→ **GIVEN EXERCISE**
No images are to be carried over; print all other material exactly as it stands.

→ **STORED ROWS**
------------------------------------------------------------
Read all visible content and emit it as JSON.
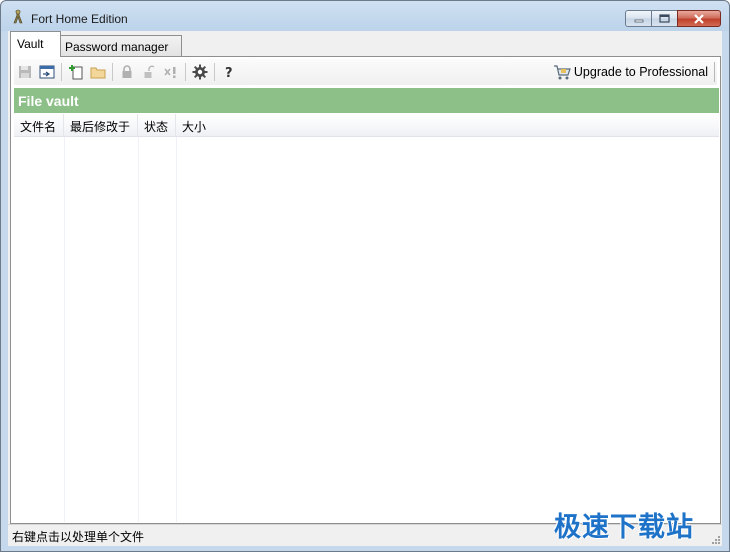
{
  "window": {
    "title": "Fort Home Edition"
  },
  "tabs": [
    {
      "label": "Vault",
      "active": true
    },
    {
      "label": "Password manager",
      "active": false
    }
  ],
  "toolbar": {
    "buttons": [
      {
        "icon": "save-icon",
        "enabled": false
      },
      {
        "icon": "open-vault-icon",
        "enabled": true
      },
      {
        "icon": "add-file-icon",
        "enabled": true
      },
      {
        "icon": "add-folder-icon",
        "enabled": false
      },
      {
        "icon": "lock-icon",
        "enabled": false
      },
      {
        "icon": "unlock-icon",
        "enabled": false
      },
      {
        "icon": "delete-icon",
        "enabled": false
      },
      {
        "icon": "settings-icon",
        "enabled": true
      },
      {
        "icon": "help-icon",
        "enabled": true
      }
    ],
    "upgrade_label": "Upgrade to Professional"
  },
  "section": {
    "title": "File vault"
  },
  "table": {
    "columns": [
      "文件名",
      "最后修改于",
      "状态",
      "大小"
    ],
    "rows": []
  },
  "status": {
    "text": "右键点击以处理单个文件"
  },
  "watermark": {
    "text": "极速下载站"
  },
  "colors": {
    "section_header": "#8dbf88",
    "close_button": "#c0412c",
    "watermark": "#1e73c9"
  }
}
------------------------------------------------------------
→ **TASK SOLUTION**
Read all visible content and emit it as JSON.
{
  "window": {
    "title": "Fort Home Edition"
  },
  "tabs": [
    {
      "label": "Vault",
      "active": true
    },
    {
      "label": "Password manager",
      "active": false
    }
  ],
  "toolbar": {
    "buttons": [
      {
        "icon": "save-icon",
        "enabled": false
      },
      {
        "icon": "open-vault-icon",
        "enabled": true
      },
      {
        "icon": "add-file-icon",
        "enabled": true
      },
      {
        "icon": "add-folder-icon",
        "enabled": false
      },
      {
        "icon": "lock-icon",
        "enabled": false
      },
      {
        "icon": "unlock-icon",
        "enabled": false
      },
      {
        "icon": "delete-icon",
        "enabled": false
      },
      {
        "icon": "settings-icon",
        "enabled": true
      },
      {
        "icon": "help-icon",
        "enabled": true
      }
    ],
    "upgrade_label": "Upgrade to Professional"
  },
  "section": {
    "title": "File vault"
  },
  "table": {
    "columns": [
      "文件名",
      "最后修改于",
      "状态",
      "大小"
    ],
    "rows": []
  },
  "status": {
    "text": "右键点击以处理单个文件"
  },
  "watermark": {
    "text": "极速下载站"
  },
  "colors": {
    "section_header": "#8dbf88",
    "close_button": "#c0412c",
    "watermark": "#1e73c9"
  }
}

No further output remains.